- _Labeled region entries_
-*-
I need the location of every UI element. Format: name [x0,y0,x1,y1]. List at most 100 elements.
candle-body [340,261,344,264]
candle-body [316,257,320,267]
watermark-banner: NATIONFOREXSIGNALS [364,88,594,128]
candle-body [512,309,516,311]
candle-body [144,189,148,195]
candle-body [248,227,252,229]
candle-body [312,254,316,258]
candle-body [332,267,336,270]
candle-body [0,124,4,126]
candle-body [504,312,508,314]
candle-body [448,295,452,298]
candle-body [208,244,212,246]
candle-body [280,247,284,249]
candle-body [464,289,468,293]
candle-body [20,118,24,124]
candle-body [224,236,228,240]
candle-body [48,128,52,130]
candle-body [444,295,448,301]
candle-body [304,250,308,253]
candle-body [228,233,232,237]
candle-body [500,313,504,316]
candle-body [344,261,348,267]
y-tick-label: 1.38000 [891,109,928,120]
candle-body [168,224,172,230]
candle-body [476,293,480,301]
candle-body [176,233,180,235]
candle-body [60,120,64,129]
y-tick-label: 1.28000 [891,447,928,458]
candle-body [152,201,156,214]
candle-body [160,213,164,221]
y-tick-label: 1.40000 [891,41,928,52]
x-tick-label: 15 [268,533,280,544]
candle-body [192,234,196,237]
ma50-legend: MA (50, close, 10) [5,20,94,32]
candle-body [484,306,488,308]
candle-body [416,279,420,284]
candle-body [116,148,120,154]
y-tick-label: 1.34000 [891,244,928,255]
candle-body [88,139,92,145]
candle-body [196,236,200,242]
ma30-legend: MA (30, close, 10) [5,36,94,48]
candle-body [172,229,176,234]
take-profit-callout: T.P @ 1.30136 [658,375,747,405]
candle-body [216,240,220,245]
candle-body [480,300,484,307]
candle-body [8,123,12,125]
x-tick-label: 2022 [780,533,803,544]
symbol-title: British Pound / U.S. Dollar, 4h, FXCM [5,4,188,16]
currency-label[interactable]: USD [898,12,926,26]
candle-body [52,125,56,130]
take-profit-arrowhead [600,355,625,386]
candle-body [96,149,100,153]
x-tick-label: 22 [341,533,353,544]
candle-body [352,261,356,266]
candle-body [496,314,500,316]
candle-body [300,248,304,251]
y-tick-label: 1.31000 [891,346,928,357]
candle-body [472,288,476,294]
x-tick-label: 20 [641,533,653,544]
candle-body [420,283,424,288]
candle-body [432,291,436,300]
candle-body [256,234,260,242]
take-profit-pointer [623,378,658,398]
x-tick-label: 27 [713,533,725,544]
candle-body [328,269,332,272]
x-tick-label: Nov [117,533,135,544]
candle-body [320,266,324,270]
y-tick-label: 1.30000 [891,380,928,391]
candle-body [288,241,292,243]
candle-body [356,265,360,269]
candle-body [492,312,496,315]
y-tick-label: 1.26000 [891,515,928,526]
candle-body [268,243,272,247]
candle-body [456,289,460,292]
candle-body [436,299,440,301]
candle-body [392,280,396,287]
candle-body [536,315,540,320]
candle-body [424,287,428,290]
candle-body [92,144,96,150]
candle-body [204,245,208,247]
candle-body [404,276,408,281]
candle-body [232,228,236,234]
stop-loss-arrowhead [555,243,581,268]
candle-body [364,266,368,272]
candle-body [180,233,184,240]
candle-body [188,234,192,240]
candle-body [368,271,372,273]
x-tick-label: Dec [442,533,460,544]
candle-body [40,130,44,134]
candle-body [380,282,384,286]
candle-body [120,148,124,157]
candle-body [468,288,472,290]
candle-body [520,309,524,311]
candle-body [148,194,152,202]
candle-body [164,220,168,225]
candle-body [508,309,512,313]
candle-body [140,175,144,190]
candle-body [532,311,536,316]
-*-
Rewrite the entries above as a numbered list, omitting any blank lines.

- _Solution for this task_
1. I need the location of every UI element. Format: name [x0,y0,x1,y1]. List at most 100 elements.
2. candle-body [340,261,344,264]
3. candle-body [316,257,320,267]
4. watermark-banner: NATIONFOREXSIGNALS [364,88,594,128]
5. candle-body [512,309,516,311]
6. candle-body [144,189,148,195]
7. candle-body [248,227,252,229]
8. candle-body [312,254,316,258]
9. candle-body [332,267,336,270]
10. candle-body [0,124,4,126]
11. candle-body [504,312,508,314]
12. candle-body [448,295,452,298]
13. candle-body [208,244,212,246]
14. candle-body [280,247,284,249]
15. candle-body [464,289,468,293]
16. candle-body [20,118,24,124]
17. candle-body [224,236,228,240]
18. candle-body [48,128,52,130]
19. candle-body [444,295,448,301]
20. candle-body [304,250,308,253]
21. candle-body [228,233,232,237]
22. candle-body [500,313,504,316]
23. candle-body [344,261,348,267]
24. y-tick-label: 1.38000 [891,109,928,120]
25. candle-body [168,224,172,230]
26. candle-body [476,293,480,301]
27. candle-body [176,233,180,235]
28. candle-body [60,120,64,129]
29. y-tick-label: 1.28000 [891,447,928,458]
30. candle-body [152,201,156,214]
31. candle-body [160,213,164,221]
32. y-tick-label: 1.40000 [891,41,928,52]
33. x-tick-label: 15 [268,533,280,544]
34. candle-body [192,234,196,237]
35. ma50-legend: MA (50, close, 10) [5,20,94,32]
36. candle-body [484,306,488,308]
37. candle-body [416,279,420,284]
38. candle-body [116,148,120,154]
39. y-tick-label: 1.34000 [891,244,928,255]
40. candle-body [88,139,92,145]
41. candle-body [196,236,200,242]
42. ma30-legend: MA (30, close, 10) [5,36,94,48]
43. candle-body [172,229,176,234]
44. take-profit-callout: T.P @ 1.30136 [658,375,747,405]
45. candle-body [216,240,220,245]
46. candle-body [480,300,484,307]
47. candle-body [8,123,12,125]
48. x-tick-label: 2022 [780,533,803,544]
49. symbol-title: British Pound / U.S. Dollar, 4h, FXCM [5,4,188,16]
50. currency-label[interactable]: USD [898,12,926,26]
51. candle-body [52,125,56,130]
52. take-profit-arrowhead [600,355,625,386]
53. candle-body [96,149,100,153]
54. x-tick-label: 22 [341,533,353,544]
55. candle-body [352,261,356,266]
56. candle-body [496,314,500,316]
57. candle-body [300,248,304,251]
58. y-tick-label: 1.31000 [891,346,928,357]
59. candle-body [472,288,476,294]
60. x-tick-label: 20 [641,533,653,544]
61. candle-body [420,283,424,288]
62. candle-body [432,291,436,300]
63. candle-body [256,234,260,242]
64. take-profit-pointer [623,378,658,398]
65. x-tick-label: 27 [713,533,725,544]
66. candle-body [328,269,332,272]
67. x-tick-label: Nov [117,533,135,544]
68. candle-body [320,266,324,270]
69. y-tick-label: 1.30000 [891,380,928,391]
70. candle-body [288,241,292,243]
71. candle-body [356,265,360,269]
72. candle-body [492,312,496,315]
73. y-tick-label: 1.26000 [891,515,928,526]
74. candle-body [268,243,272,247]
75. candle-body [456,289,460,292]
76. candle-body [436,299,440,301]
77. candle-body [392,280,396,287]
78. candle-body [536,315,540,320]
79. candle-body [424,287,428,290]
80. candle-body [92,144,96,150]
81. candle-body [204,245,208,247]
82. candle-body [404,276,408,281]
83. candle-body [232,228,236,234]
84. stop-loss-arrowhead [555,243,581,268]
85. candle-body [364,266,368,272]
86. candle-body [180,233,184,240]
87. candle-body [188,234,192,240]
88. candle-body [368,271,372,273]
89. x-tick-label: Dec [442,533,460,544]
90. candle-body [40,130,44,134]
91. candle-body [380,282,384,286]
92. candle-body [120,148,124,157]
93. candle-body [468,288,472,290]
94. candle-body [520,309,524,311]
95. candle-body [148,194,152,202]
96. candle-body [164,220,168,225]
97. candle-body [508,309,512,313]
98. candle-body [140,175,144,190]
99. candle-body [532,311,536,316]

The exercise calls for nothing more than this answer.